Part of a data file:
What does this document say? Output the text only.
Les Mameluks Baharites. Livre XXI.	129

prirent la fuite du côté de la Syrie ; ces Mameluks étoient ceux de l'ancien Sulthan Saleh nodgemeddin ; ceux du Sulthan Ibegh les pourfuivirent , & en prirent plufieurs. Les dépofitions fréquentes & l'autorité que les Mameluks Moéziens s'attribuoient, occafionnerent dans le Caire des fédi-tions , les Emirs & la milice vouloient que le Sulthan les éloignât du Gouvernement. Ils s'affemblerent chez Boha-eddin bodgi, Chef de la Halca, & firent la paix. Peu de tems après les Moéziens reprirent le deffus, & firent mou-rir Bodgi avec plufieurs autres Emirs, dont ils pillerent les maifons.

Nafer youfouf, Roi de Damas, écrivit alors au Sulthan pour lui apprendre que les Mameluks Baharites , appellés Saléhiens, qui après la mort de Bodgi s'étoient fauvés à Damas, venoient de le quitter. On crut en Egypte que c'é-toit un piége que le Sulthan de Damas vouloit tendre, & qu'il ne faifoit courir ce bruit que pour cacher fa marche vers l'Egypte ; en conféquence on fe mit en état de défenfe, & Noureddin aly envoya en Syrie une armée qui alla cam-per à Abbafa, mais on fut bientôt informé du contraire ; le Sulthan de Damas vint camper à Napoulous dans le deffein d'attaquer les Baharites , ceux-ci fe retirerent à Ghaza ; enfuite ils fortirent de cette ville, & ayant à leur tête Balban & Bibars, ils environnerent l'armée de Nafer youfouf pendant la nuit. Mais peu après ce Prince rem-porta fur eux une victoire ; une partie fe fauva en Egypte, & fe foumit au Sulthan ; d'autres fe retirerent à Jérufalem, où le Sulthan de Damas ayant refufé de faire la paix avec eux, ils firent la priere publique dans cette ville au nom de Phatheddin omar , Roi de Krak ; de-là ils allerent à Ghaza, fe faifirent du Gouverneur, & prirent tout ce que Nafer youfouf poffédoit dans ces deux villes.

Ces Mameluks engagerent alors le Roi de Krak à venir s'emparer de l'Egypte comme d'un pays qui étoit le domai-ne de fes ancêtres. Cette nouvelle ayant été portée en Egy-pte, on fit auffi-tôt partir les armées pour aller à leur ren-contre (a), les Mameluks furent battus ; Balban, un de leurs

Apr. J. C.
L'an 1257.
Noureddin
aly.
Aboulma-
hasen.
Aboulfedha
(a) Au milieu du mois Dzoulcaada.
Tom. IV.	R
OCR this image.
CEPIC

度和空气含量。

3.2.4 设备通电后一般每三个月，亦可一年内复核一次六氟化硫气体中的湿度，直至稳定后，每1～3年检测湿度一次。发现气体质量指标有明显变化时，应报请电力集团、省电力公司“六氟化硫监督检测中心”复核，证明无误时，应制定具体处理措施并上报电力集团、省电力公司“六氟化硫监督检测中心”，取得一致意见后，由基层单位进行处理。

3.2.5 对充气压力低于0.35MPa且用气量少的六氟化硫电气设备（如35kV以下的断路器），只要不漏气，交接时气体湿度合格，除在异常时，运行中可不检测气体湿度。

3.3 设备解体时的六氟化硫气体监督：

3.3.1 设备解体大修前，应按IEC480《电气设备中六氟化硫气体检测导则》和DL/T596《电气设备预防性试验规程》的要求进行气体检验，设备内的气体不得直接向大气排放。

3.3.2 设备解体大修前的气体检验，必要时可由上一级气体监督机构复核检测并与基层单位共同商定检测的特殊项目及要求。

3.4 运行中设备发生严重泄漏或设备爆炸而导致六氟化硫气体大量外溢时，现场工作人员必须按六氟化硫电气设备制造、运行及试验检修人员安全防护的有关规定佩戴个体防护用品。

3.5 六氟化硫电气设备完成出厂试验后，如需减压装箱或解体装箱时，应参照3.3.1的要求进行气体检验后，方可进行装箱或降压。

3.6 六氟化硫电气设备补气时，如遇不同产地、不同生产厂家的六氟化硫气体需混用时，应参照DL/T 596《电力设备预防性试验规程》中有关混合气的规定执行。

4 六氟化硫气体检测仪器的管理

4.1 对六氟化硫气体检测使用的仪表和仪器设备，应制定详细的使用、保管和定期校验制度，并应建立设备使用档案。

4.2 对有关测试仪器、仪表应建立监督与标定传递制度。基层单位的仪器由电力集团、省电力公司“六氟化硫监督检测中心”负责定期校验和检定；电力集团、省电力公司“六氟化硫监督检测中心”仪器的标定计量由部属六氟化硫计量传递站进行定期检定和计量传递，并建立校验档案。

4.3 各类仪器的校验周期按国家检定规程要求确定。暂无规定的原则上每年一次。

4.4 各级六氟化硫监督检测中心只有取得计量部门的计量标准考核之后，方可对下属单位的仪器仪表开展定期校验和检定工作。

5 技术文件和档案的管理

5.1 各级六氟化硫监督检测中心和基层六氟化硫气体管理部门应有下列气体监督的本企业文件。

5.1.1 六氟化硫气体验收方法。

### STATED TASK
Your answer should be a single number: the count of lines in the entries that contain the word "省电力公司".

### RESPONSE BELOW
2